"""

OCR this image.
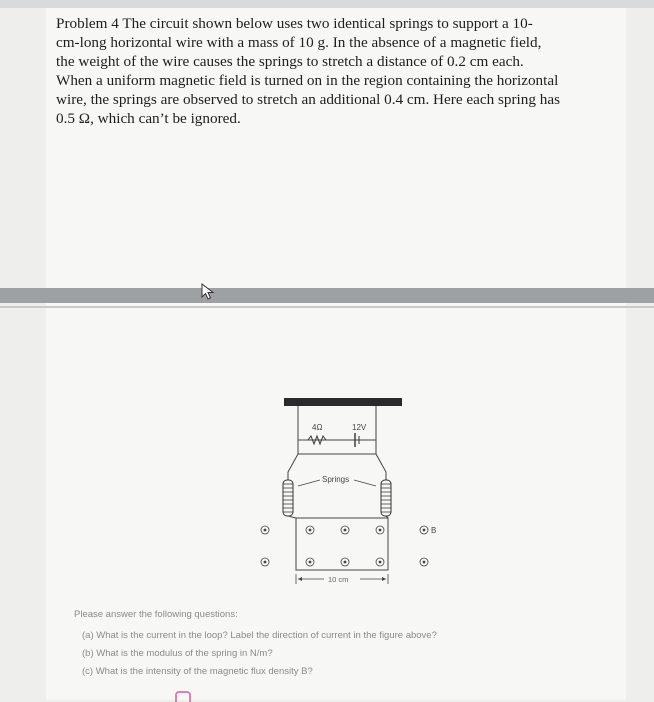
Problem 4 The circuit shown below uses two identical springs to support a 10-
cm-long horizontal wire with a mass of 10 g. In the absence of a magnetic field,
the weight of the wire causes the springs to stretch a distance of 0.2 cm each.
When a uniform magnetic field is turned on in the region containing the horizontal
wire, the springs are observed to stretch an additional 0.4 cm. Here each spring has
0.5 Ω, which can’t be ignored.
4Ω	12V
Springs
B
10 cm

Please answer the following questions:

(a) What is the current in the loop? Label the direction of current in the figure above?
(b) What is the modulus of the spring in N/m?
(c) What is the intensity of the magnetic flux density B?
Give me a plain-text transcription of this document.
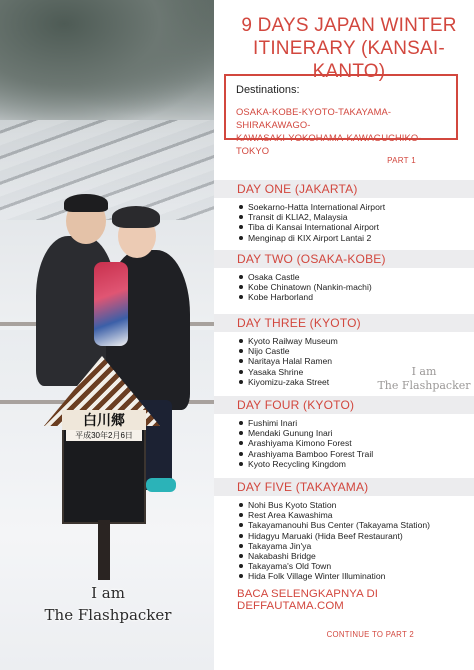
白川郷
平成30年2月6日
I am
The Flashpacker
9 DAYS JAPAN WINTER
ITINERARY (KANSAI-KANTO)
Destinations:
OSAKA-KOBE-KYOTO-TAKAYAMA-SHIRAKAWAGO-
KAWASAKI-YOKOHAMA-KAWAGUCHIKO-TOKYO
PART 1
DAY ONE (JAKARTA)
Soekarno-Hatta International Airport
Transit di KLIA2, Malaysia
Tiba di Kansai International Airport
Menginap di KIX Airport Lantai 2
DAY TWO (OSAKA-KOBE)
Osaka Castle
Kobe Chinatown (Nankin-machi)
Kobe Harborland
DAY THREE (KYOTO)
Kyoto Railway Museum
Nijo Castle
Naritaya Halal Ramen
Yasaka Shrine
Kiyomizu-zaka Street
DAY FOUR (KYOTO)
Fushimi Inari
Mendaki Gunung Inari
Arashiyama Kimono Forest
Arashiyama Bamboo Forest Trail
Kyoto Recycling Kingdom
DAY FIVE (TAKAYAMA)
Nohi Bus Kyoto Station
Rest Area Kawashima
Takayamanouhi Bus Center (Takayama Station)
Hidagyu Maruaki (Hida Beef Restaurant)
Takayama Jin'ya
Nakabashi Bridge
Takayama's Old Town
Hida Folk Village Winter Illumination
I am
The Flashpacker
BACA SELENGKAPNYA DI DEFFAUTAMA.COM
CONTINUE TO PART 2
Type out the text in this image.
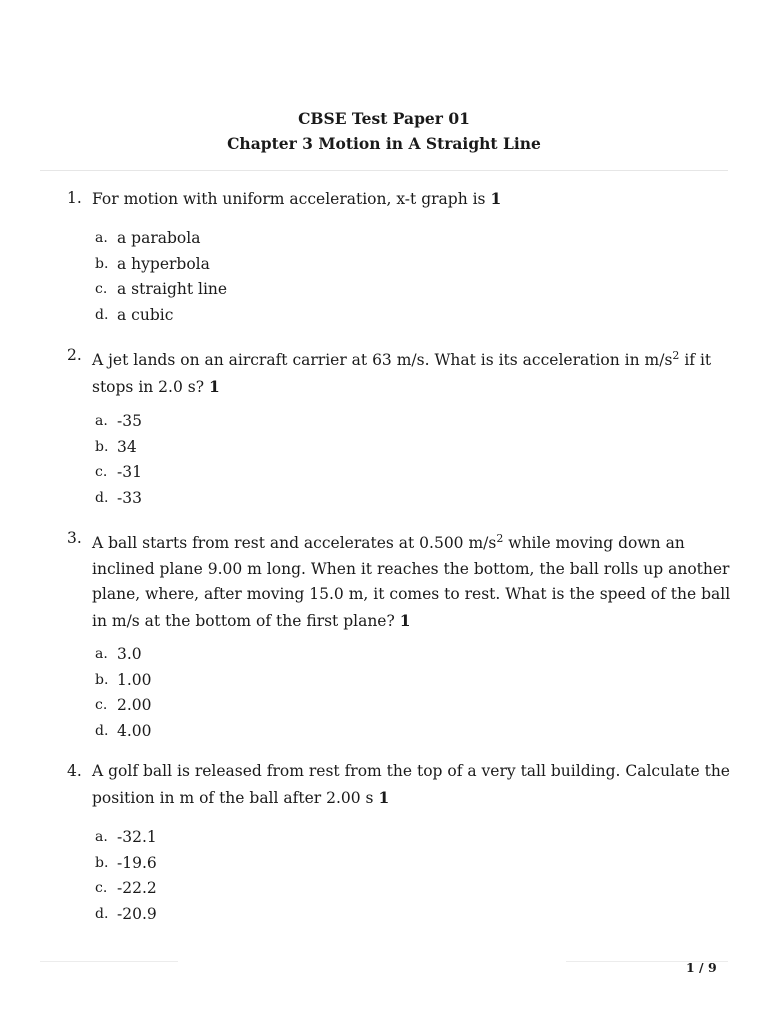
CBSE Test Paper 01
Chapter 3 Motion in A Straight Line
1. For motion with uniform acceleration, x-t graph is 1
a. a parabola
b. a hyperbola
c. a straight line
d. a cubic
2. A jet lands on an aircraft carrier at 63 m/s. What is its acceleration in $m/s^2$ if it stops in 2.0 s? 1
a. -35
b. 34
c. -31
d. -33
3. A ball starts from rest and accelerates at 0.500 $m/s^2$ while moving down an inclined plane 9.00 m long. When it reaches the bottom, the ball rolls up another plane, where, after moving 15.0 m, it comes to rest. What is the speed of the ball in m/s at the bottom of the first plane? 1
a. 3.0
b. 1.00
c. 2.00
d. 4.00
4. A golf ball is released from rest from the top of a very tall building. Calculate the position in m of the ball after 2.00 s 1
a. -32.1
b. -19.6
c. -22.2
d. -20.9
1 / 9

"""

▶ PROBLEM TO SOLVE: Pictures are to be left out; otherwise, copy exactly each line from the one containing "Type out the text in this image." through the last line of the listing.

▶ SOLUTION TO THE PROBLEM:
Type out the text in this image.
CBSE Test Paper 01
Chapter 3 Motion in A Straight Line
1. For motion with uniform acceleration, x-t graph is 1
a. a parabola
b. a hyperbola
c. a straight line
d. a cubic
2. A jet lands on an aircraft carrier at 63 m/s. What is its acceleration in $m/s^2$ if it stops in 2.0 s? 1
a. -35
b. 34
c. -31
d. -33
3. A ball starts from rest and accelerates at 0.500 $m/s^2$ while moving down an inclined plane 9.00 m long. When it reaches the bottom, the ball rolls up another plane, where, after moving 15.0 m, it comes to rest. What is the speed of the ball in m/s at the bottom of the first plane? 1
a. 3.0
b. 1.00
c. 2.00
d. 4.00
4. A golf ball is released from rest from the top of a very tall building. Calculate the position in m of the ball after 2.00 s 1
a. -32.1
b. -19.6
c. -22.2
d. -20.9
1 / 9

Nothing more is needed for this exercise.